### TASK MATERIAL
--*--
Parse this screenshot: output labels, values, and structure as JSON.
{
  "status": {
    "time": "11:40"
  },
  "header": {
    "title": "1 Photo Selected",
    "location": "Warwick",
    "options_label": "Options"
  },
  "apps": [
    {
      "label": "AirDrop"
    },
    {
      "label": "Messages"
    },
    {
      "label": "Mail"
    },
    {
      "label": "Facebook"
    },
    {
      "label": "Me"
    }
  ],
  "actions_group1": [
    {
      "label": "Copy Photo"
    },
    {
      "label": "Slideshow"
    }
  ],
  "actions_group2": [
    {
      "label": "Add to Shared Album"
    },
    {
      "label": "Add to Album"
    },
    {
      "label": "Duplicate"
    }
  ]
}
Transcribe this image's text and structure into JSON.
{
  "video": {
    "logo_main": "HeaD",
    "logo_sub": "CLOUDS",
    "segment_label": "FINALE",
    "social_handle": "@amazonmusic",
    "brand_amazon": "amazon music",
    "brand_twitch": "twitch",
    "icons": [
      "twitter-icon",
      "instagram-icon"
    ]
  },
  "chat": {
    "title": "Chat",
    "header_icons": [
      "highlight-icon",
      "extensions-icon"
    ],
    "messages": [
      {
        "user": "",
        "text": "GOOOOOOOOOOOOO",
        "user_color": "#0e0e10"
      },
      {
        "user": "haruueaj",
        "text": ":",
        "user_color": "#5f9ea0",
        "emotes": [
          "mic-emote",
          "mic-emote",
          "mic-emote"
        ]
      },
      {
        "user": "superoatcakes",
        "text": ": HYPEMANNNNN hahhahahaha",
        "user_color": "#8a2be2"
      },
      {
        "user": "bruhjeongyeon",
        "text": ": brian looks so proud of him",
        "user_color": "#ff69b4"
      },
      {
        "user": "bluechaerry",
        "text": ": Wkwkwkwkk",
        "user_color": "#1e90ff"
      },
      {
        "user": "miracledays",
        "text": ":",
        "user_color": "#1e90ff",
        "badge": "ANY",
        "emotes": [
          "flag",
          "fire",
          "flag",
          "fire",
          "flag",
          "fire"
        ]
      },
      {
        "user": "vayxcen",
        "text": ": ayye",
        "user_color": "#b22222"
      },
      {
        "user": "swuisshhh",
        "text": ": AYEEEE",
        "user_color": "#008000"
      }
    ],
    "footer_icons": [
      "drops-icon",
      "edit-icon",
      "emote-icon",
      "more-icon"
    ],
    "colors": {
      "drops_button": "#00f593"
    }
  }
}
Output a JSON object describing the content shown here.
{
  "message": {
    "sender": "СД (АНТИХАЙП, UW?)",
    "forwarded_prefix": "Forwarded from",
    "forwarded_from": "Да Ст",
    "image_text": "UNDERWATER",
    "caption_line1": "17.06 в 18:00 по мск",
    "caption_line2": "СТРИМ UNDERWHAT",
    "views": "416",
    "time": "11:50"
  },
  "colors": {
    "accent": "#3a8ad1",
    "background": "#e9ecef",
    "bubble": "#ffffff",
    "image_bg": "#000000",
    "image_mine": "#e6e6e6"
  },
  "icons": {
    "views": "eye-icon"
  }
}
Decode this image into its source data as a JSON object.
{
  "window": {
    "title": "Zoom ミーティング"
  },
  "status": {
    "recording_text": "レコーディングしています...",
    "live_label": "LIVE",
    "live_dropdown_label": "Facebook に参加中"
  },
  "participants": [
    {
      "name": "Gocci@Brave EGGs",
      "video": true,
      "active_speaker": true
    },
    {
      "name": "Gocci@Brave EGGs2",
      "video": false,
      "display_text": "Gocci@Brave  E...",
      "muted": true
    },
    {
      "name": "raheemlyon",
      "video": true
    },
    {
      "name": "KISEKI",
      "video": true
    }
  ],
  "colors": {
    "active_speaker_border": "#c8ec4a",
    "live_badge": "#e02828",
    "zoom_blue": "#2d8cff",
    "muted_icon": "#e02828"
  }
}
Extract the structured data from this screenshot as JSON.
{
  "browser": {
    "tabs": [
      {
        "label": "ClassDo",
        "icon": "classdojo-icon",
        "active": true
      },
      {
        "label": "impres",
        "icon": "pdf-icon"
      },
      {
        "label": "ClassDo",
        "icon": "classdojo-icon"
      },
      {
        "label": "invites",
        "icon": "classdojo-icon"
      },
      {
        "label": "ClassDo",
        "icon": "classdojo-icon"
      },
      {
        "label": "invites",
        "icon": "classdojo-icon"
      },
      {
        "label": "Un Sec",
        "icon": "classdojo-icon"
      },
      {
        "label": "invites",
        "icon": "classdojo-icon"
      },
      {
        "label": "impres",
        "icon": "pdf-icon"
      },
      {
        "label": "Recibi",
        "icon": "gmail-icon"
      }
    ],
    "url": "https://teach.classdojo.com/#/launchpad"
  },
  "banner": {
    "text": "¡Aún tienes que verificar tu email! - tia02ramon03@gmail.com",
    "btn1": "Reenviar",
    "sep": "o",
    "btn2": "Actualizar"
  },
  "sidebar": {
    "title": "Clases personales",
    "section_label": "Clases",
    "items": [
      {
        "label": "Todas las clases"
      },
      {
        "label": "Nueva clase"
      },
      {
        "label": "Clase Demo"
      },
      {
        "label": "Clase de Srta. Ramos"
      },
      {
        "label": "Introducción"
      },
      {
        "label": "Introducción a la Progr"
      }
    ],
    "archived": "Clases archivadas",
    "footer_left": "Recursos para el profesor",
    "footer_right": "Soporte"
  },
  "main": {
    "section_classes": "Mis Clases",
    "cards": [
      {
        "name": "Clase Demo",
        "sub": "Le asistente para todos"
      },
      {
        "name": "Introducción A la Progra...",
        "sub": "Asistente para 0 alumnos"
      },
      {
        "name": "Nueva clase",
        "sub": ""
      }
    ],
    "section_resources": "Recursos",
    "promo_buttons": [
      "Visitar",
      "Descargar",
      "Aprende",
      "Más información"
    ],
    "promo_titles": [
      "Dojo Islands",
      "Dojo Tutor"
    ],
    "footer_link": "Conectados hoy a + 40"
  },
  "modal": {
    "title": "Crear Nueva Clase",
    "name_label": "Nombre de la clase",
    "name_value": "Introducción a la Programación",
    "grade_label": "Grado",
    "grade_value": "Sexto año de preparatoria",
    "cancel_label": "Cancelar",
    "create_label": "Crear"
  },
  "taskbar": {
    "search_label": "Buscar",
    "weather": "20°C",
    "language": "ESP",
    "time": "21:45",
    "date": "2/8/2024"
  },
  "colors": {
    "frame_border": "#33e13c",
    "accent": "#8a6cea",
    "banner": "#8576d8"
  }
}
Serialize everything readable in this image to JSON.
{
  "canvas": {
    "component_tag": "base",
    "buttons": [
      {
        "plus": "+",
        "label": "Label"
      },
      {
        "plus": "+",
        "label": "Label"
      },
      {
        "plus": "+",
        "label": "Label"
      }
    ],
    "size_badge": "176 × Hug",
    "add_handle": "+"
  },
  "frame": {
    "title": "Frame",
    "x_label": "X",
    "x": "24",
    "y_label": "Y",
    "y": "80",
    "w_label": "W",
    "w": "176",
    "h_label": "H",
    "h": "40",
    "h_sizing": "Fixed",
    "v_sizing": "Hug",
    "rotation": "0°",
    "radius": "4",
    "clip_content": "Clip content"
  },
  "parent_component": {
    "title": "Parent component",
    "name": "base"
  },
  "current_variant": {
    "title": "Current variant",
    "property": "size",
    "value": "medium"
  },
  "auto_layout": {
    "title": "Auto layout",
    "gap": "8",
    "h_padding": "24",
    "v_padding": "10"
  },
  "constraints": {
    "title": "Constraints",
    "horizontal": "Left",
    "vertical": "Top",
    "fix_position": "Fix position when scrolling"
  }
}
--*--
### PROBLEM DETAILS
Write down all the entries again without a single difference.

### OUTPUT
Parse this screenshot: output labels, values, and structure as JSON.
{
  "status": {
    "time": "11:40"
  },
  "header": {
    "title": "1 Photo Selected",
    "location": "Warwick",
    "options_label": "Options"
  },
  "apps": [
    {
      "label": "AirDrop"
    },
    {
      "label": "Messages"
    },
    {
      "label": "Mail"
    },
    {
      "label": "Facebook"
    },
    {
      "label": "Me"
    }
  ],
  "actions_group1": [
    {
      "label": "Copy Photo"
    },
    {
      "label": "Slideshow"
    }
  ],
  "actions_group2": [
    {
      "label": "Add to Shared Album"
    },
    {
      "label": "Add to Album"
    },
    {
      "label": "Duplicate"
    }
  ]
}
Transcribe this image's text and structure into JSON.
{
  "video": {
    "logo_main": "HeaD",
    "logo_sub": "CLOUDS",
    "segment_label": "FINALE",
    "social_handle": "@amazonmusic",
    "brand_amazon": "amazon music",
    "brand_twitch": "twitch",
    "icons": [
      "twitter-icon",
      "instagram-icon"
    ]
  },
  "chat": {
    "title": "Chat",
    "header_icons": [
      "highlight-icon",
      "extensions-icon"
    ],
    "messages": [
      {
        "user": "",
        "text": "GOOOOOOOOOOOOO",
        "user_color": "#0e0e10"
      },
      {
        "user": "haruueaj",
        "text": ":",
        "user_color": "#5f9ea0",
        "emotes": [
          "mic-emote",
          "mic-emote",
          "mic-emote"
        ]
      },
      {
        "user": "superoatcakes",
        "text": ": HYPEMANNNNN hahhahahaha",
        "user_color": "#8a2be2"
      },
      {
        "user": "bruhjeongyeon",
        "text": ": brian looks so proud of him",
        "user_color": "#ff69b4"
      },
      {
        "user": "bluechaerry",
        "text": ": Wkwkwkwkk",
        "user_color": "#1e90ff"
      },
      {
        "user": "miracledays",
        "text": ":",
        "user_color": "#1e90ff",
        "badge": "ANY",
        "emotes": [
          "flag",
          "fire",
          "flag",
          "fire",
          "flag",
          "fire"
        ]
      },
      {
        "user": "vayxcen",
        "text": ": ayye",
        "user_color": "#b22222"
      },
      {
        "user": "swuisshhh",
        "text": ": AYEEEE",
        "user_color": "#008000"
      }
    ],
    "footer_icons": [
      "drops-icon",
      "edit-icon",
      "emote-icon",
      "more-icon"
    ],
    "colors": {
      "drops_button": "#00f593"
    }
  }
}
Output a JSON object describing the content shown here.
{
  "message": {
    "sender": "СД (АНТИХАЙП, UW?)",
    "forwarded_prefix": "Forwarded from",
    "forwarded_from": "Да Ст",
    "image_text": "UNDERWATER",
    "caption_line1": "17.06 в 18:00 по мск",
    "caption_line2": "СТРИМ UNDERWHAT",
    "views": "416",
    "time": "11:50"
  },
  "colors": {
    "accent": "#3a8ad1",
    "background": "#e9ecef",
    "bubble": "#ffffff",
    "image_bg": "#000000",
    "image_mine": "#e6e6e6"
  },
  "icons": {
    "views": "eye-icon"
  }
}
Decode this image into its source data as a JSON object.
{
  "window": {
    "title": "Zoom ミーティング"
  },
  "status": {
    "recording_text": "レコーディングしています...",
    "live_label": "LIVE",
    "live_dropdown_label": "Facebook に参加中"
  },
  "participants": [
    {
      "name": "Gocci@Brave EGGs",
      "video": true,
      "active_speaker": true
    },
    {
      "name": "Gocci@Brave EGGs2",
      "video": false,
      "display_text": "Gocci@Brave  E...",
      "muted": true
    },
    {
      "name": "raheemlyon",
      "video": true
    },
    {
      "name": "KISEKI",
      "video": true
    }
  ],
  "colors": {
    "active_speaker_border": "#c8ec4a",
    "live_badge": "#e02828",
    "zoom_blue": "#2d8cff",
    "muted_icon": "#e02828"
  }
}
Extract the structured data from this screenshot as JSON.
{
  "browser": {
    "tabs": [
      {
        "label": "ClassDo",
        "icon": "classdojo-icon",
        "active": true
      },
      {
        "label": "impres",
        "icon": "pdf-icon"
      },
      {
        "label": "ClassDo",
        "icon": "classdojo-icon"
      },
      {
        "label": "invites",
        "icon": "classdojo-icon"
      },
      {
        "label": "ClassDo",
        "icon": "classdojo-icon"
      },
      {
        "label": "invites",
        "icon": "classdojo-icon"
      },
      {
        "label": "Un Sec",
        "icon": "classdojo-icon"
      },
      {
        "label": "invites",
        "icon": "classdojo-icon"
      },
      {
        "label": "impres",
        "icon": "pdf-icon"
      },
      {
        "label": "Recibi",
        "icon": "gmail-icon"
      }
    ],
    "url": "https://teach.classdojo.com/#/launchpad"
  },
  "banner": {
    "text": "¡Aún tienes que verificar tu email! - tia02ramon03@gmail.com",
    "btn1": "Reenviar",
    "sep": "o",
    "btn2": "Actualizar"
  },
  "sidebar": {
    "title": "Clases personales",
    "section_label": "Clases",
    "items": [
      {
        "label": "Todas las clases"
      },
      {
        "label": "Nueva clase"
      },
      {
        "label": "Clase Demo"
      },
      {
        "label": "Clase de Srta. Ramos"
      },
      {
        "label": "Introducción"
      },
      {
        "label": "Introducción a la Progr"
      }
    ],
    "archived": "Clases archivadas",
    "footer_left": "Recursos para el profesor",
    "footer_right": "Soporte"
  },
  "main": {
    "section_classes": "Mis Clases",
    "cards": [
      {
        "name": "Clase Demo",
        "sub": "Le asistente para todos"
      },
      {
        "name": "Introducción A la Progra...",
        "sub": "Asistente para 0 alumnos"
      },
      {
        "name": "Nueva clase",
        "sub": ""
      }
    ],
    "section_resources": "Recursos",
    "promo_buttons": [
      "Visitar",
      "Descargar",
      "Aprende",
      "Más información"
    ],
    "promo_titles": [
      "Dojo Islands",
      "Dojo Tutor"
    ],
    "footer_link": "Conectados hoy a + 40"
  },
  "modal": {
    "title": "Crear Nueva Clase",
    "name_label": "Nombre de la clase",
    "name_value": "Introducción a la Programación",
    "grade_label": "Grado",
    "grade_value": "Sexto año de preparatoria",
    "cancel_label": "Cancelar",
    "create_label": "Crear"
  },
  "taskbar": {
    "search_label": "Buscar",
    "weather": "20°C",
    "language": "ESP",
    "time": "21:45",
    "date": "2/8/2024"
  },
  "colors": {
    "frame_border": "#33e13c",
    "accent": "#8a6cea",
    "banner": "#8576d8"
  }
}
Serialize everything readable in this image to JSON.
{
  "canvas": {
    "component_tag": "base",
    "buttons": [
      {
        "plus": "+",
        "label": "Label"
      },
      {
        "plus": "+",
        "label": "Label"
      },
      {
        "plus": "+",
        "label": "Label"
      }
    ],
    "size_badge": "176 × Hug",
    "add_handle": "+"
  },
  "frame": {
    "title": "Frame",
    "x_label": "X",
    "x": "24",
    "y_label": "Y",
    "y": "80",
    "w_label": "W",
    "w": "176",
    "h_label": "H",
    "h": "40",
    "h_sizing": "Fixed",
    "v_sizing": "Hug",
    "rotation": "0°",
    "radius": "4",
    "clip_content": "Clip content"
  },
  "parent_component": {
    "title": "Parent component",
    "name": "base"
  },
  "current_variant": {
    "title": "Current variant",
    "property": "size",
    "value": "medium"
  },
  "auto_layout": {
    "title": "Auto layout",
    "gap": "8",
    "h_padding": "24",
    "v_padding": "10"
  },
  "constraints": {
    "title": "Constraints",
    "horizontal": "Left",
    "vertical": "Top",
    "fix_position": "Fix position when scrolling"
  }
}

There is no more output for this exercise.